> **WORK REQUIRED**
Reproduce the following lines without any changes, covering all of the material.
-- begin MATERIAL FOR THIS EXERCISE --
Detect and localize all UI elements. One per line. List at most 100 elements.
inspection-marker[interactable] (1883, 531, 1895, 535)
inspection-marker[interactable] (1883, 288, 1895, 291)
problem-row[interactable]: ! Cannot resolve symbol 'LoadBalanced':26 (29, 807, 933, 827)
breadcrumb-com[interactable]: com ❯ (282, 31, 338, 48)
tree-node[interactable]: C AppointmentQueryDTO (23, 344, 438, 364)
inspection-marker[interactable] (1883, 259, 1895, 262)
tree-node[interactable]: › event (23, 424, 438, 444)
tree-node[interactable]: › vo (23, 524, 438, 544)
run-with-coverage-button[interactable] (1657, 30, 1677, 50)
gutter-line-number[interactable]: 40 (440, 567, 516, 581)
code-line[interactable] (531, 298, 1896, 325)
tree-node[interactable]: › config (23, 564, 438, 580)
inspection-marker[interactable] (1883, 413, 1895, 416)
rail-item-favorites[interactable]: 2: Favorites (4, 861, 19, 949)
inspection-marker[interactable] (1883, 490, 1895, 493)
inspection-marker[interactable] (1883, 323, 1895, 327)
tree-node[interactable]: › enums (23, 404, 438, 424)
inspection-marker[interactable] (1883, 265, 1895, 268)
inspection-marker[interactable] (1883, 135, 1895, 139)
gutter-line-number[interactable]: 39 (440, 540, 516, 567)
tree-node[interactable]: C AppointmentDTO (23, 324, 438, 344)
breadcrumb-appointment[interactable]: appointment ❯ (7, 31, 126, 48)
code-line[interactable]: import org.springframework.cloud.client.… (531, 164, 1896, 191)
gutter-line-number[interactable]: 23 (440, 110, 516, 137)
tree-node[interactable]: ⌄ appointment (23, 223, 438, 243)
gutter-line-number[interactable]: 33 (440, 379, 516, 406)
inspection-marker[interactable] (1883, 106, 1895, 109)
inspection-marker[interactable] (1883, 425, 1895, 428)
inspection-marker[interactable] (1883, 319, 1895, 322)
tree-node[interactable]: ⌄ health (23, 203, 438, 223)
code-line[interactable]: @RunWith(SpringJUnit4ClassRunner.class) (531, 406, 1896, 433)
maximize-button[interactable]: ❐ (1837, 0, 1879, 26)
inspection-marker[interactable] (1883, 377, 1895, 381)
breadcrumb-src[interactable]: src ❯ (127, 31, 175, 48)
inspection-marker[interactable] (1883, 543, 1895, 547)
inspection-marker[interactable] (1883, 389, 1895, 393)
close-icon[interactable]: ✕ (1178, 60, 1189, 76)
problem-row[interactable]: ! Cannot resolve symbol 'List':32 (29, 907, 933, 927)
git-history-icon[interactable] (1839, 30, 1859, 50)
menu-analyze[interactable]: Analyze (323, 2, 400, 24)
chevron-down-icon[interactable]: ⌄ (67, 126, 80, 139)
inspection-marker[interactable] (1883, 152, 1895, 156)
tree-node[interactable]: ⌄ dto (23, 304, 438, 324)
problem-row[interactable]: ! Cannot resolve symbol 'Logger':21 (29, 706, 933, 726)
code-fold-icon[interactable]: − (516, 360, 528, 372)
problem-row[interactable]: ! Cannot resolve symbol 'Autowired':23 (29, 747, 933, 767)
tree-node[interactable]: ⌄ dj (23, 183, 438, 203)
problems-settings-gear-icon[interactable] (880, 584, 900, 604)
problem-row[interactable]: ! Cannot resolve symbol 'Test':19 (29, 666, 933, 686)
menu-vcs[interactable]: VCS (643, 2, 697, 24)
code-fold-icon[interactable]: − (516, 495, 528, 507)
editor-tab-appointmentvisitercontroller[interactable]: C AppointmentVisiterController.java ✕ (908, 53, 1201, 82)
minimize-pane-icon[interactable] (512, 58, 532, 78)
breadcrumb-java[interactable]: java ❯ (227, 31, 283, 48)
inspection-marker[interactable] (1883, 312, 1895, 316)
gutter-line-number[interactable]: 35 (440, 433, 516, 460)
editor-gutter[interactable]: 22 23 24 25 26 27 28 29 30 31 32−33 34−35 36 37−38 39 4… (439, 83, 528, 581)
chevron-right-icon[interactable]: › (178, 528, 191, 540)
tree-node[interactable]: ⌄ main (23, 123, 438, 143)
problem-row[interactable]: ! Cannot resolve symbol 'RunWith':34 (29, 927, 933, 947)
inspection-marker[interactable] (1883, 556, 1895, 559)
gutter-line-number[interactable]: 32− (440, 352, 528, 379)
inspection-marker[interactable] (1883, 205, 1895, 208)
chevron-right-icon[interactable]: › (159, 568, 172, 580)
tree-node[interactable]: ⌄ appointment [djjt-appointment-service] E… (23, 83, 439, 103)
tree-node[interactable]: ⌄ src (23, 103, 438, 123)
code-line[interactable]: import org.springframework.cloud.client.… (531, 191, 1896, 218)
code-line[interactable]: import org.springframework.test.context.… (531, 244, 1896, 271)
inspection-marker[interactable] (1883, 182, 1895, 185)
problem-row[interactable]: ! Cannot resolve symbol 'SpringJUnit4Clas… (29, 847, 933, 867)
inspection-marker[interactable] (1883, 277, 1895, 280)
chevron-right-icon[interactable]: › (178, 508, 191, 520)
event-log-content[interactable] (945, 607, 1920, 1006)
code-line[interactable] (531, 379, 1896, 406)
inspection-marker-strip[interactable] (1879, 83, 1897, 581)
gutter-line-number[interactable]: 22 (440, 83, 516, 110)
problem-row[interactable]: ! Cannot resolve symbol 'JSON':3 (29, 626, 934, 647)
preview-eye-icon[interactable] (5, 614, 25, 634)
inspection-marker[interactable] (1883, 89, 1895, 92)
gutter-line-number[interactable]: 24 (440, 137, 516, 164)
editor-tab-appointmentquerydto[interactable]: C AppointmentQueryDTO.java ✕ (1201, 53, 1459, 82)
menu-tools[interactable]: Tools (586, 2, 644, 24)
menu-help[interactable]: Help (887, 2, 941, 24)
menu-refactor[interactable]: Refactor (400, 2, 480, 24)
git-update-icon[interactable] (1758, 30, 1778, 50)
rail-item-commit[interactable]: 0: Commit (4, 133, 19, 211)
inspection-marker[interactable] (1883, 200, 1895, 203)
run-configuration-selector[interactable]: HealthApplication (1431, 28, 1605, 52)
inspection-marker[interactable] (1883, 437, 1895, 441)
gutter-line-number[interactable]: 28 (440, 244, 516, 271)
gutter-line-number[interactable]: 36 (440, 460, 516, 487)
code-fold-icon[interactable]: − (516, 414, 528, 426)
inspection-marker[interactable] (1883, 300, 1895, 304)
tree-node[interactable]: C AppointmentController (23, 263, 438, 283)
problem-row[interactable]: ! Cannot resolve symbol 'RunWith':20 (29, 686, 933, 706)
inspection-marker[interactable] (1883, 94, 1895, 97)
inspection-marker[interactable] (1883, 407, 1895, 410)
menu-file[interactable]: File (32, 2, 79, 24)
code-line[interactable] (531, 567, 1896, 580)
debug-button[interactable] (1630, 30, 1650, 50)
-- end MATERIAL FOR THIS EXERCISE --
> **WRITTEN SOLUTION**
Detect and localize all UI elements. One per line. List at most 100 elements.
inspection-marker[interactable] (1883, 531, 1895, 535)
inspection-marker[interactable] (1883, 288, 1895, 291)
problem-row[interactable]: ! Cannot resolve symbol 'LoadBalanced':26 (29, 807, 933, 827)
breadcrumb-com[interactable]: com ❯ (282, 31, 338, 48)
tree-node[interactable]: C AppointmentQueryDTO (23, 344, 438, 364)
inspection-marker[interactable] (1883, 259, 1895, 262)
tree-node[interactable]: › event (23, 424, 438, 444)
tree-node[interactable]: › vo (23, 524, 438, 544)
run-with-coverage-button[interactable] (1657, 30, 1677, 50)
gutter-line-number[interactable]: 40 (440, 567, 516, 581)
code-line[interactable] (531, 298, 1896, 325)
tree-node[interactable]: › config (23, 564, 438, 580)
inspection-marker[interactable] (1883, 413, 1895, 416)
rail-item-favorites[interactable]: 2: Favorites (4, 861, 19, 949)
inspection-marker[interactable] (1883, 490, 1895, 493)
inspection-marker[interactable] (1883, 323, 1895, 327)
tree-node[interactable]: › enums (23, 404, 438, 424)
inspection-marker[interactable] (1883, 265, 1895, 268)
inspection-marker[interactable] (1883, 135, 1895, 139)
gutter-line-number[interactable]: 39 (440, 540, 516, 567)
tree-node[interactable]: C AppointmentDTO (23, 324, 438, 344)
breadcrumb-appointment[interactable]: appointment ❯ (7, 31, 126, 48)
code-line[interactable]: import org.springframework.cloud.client.… (531, 164, 1896, 191)
gutter-line-number[interactable]: 23 (440, 110, 516, 137)
tree-node[interactable]: ⌄ appointment (23, 223, 438, 243)
gutter-line-number[interactable]: 33 (440, 379, 516, 406)
inspection-marker[interactable] (1883, 106, 1895, 109)
inspection-marker[interactable] (1883, 425, 1895, 428)
inspection-marker[interactable] (1883, 319, 1895, 322)
tree-node[interactable]: ⌄ health (23, 203, 438, 223)
code-line[interactable]: @RunWith(SpringJUnit4ClassRunner.class) (531, 406, 1896, 433)
maximize-button[interactable]: ❐ (1837, 0, 1879, 26)
inspection-marker[interactable] (1883, 377, 1895, 381)
breadcrumb-src[interactable]: src ❯ (127, 31, 175, 48)
inspection-marker[interactable] (1883, 543, 1895, 547)
inspection-marker[interactable] (1883, 389, 1895, 393)
close-icon[interactable]: ✕ (1178, 60, 1189, 76)
problem-row[interactable]: ! Cannot resolve symbol 'List':32 (29, 907, 933, 927)
git-history-icon[interactable] (1839, 30, 1859, 50)
menu-analyze[interactable]: Analyze (323, 2, 400, 24)
chevron-down-icon[interactable]: ⌄ (67, 126, 80, 139)
inspection-marker[interactable] (1883, 152, 1895, 156)
tree-node[interactable]: ⌄ dto (23, 304, 438, 324)
problem-row[interactable]: ! Cannot resolve symbol 'Logger':21 (29, 706, 933, 726)
code-fold-icon[interactable]: − (516, 360, 528, 372)
problem-row[interactable]: ! Cannot resolve symbol 'Autowired':23 (29, 747, 933, 767)
tree-node[interactable]: ⌄ dj (23, 183, 438, 203)
problems-settings-gear-icon[interactable] (880, 584, 900, 604)
problem-row[interactable]: ! Cannot resolve symbol 'Test':19 (29, 666, 933, 686)
menu-vcs[interactable]: VCS (643, 2, 697, 24)
code-fold-icon[interactable]: − (516, 495, 528, 507)
editor-tab-appointmentvisitercontroller[interactable]: C AppointmentVisiterController.java ✕ (908, 53, 1201, 82)
minimize-pane-icon[interactable] (512, 58, 532, 78)
breadcrumb-java[interactable]: java ❯ (227, 31, 283, 48)
inspection-marker[interactable] (1883, 312, 1895, 316)
gutter-line-number[interactable]: 35 (440, 433, 516, 460)
editor-gutter[interactable]: 22 23 24 25 26 27 28 29 30 31 32−33 34−35 36 37−38 39 4… (439, 83, 528, 581)
chevron-right-icon[interactable]: › (178, 528, 191, 540)
tree-node[interactable]: ⌄ main (23, 123, 438, 143)
problem-row[interactable]: ! Cannot resolve symbol 'RunWith':34 (29, 927, 933, 947)
inspection-marker[interactable] (1883, 556, 1895, 559)
gutter-line-number[interactable]: 32− (440, 352, 528, 379)
inspection-marker[interactable] (1883, 205, 1895, 208)
chevron-right-icon[interactable]: › (159, 568, 172, 580)
tree-node[interactable]: ⌄ appointment [djjt-appointment-service] E… (23, 83, 439, 103)
tree-node[interactable]: ⌄ src (23, 103, 438, 123)
code-line[interactable]: import org.springframework.cloud.client.… (531, 191, 1896, 218)
code-line[interactable]: import org.springframework.test.context.… (531, 244, 1896, 271)
inspection-marker[interactable] (1883, 182, 1895, 185)
problem-row[interactable]: ! Cannot resolve symbol 'SpringJUnit4Clas… (29, 847, 933, 867)
inspection-marker[interactable] (1883, 277, 1895, 280)
chevron-right-icon[interactable]: › (178, 508, 191, 520)
event-log-content[interactable] (945, 607, 1920, 1006)
code-line[interactable] (531, 379, 1896, 406)
inspection-marker-strip[interactable] (1879, 83, 1897, 581)
gutter-line-number[interactable]: 22 (440, 83, 516, 110)
problem-row[interactable]: ! Cannot resolve symbol 'JSON':3 (29, 626, 934, 647)
preview-eye-icon[interactable] (5, 614, 25, 634)
inspection-marker[interactable] (1883, 89, 1895, 92)
gutter-line-number[interactable]: 24 (440, 137, 516, 164)
editor-tab-appointmentquerydto[interactable]: C AppointmentQueryDTO.java ✕ (1201, 53, 1459, 82)
menu-tools[interactable]: Tools (586, 2, 644, 24)
menu-help[interactable]: Help (887, 2, 941, 24)
menu-refactor[interactable]: Refactor (400, 2, 480, 24)
git-update-icon[interactable] (1758, 30, 1778, 50)
rail-item-commit[interactable]: 0: Commit (4, 133, 19, 211)
inspection-marker[interactable] (1883, 200, 1895, 203)
run-configuration-selector[interactable]: HealthApplication (1431, 28, 1605, 52)
inspection-marker[interactable] (1883, 437, 1895, 441)
gutter-line-number[interactable]: 28 (440, 244, 516, 271)
gutter-line-number[interactable]: 36 (440, 460, 516, 487)
code-fold-icon[interactable]: − (516, 414, 528, 426)
inspection-marker[interactable] (1883, 300, 1895, 304)
tree-node[interactable]: C AppointmentController (23, 263, 438, 283)
problem-row[interactable]: ! Cannot resolve symbol 'RunWith':20 (29, 686, 933, 706)
inspection-marker[interactable] (1883, 94, 1895, 97)
inspection-marker[interactable] (1883, 407, 1895, 410)
menu-file[interactable]: File (32, 2, 79, 24)
code-line[interactable] (531, 567, 1896, 580)
debug-button[interactable] (1630, 30, 1650, 50)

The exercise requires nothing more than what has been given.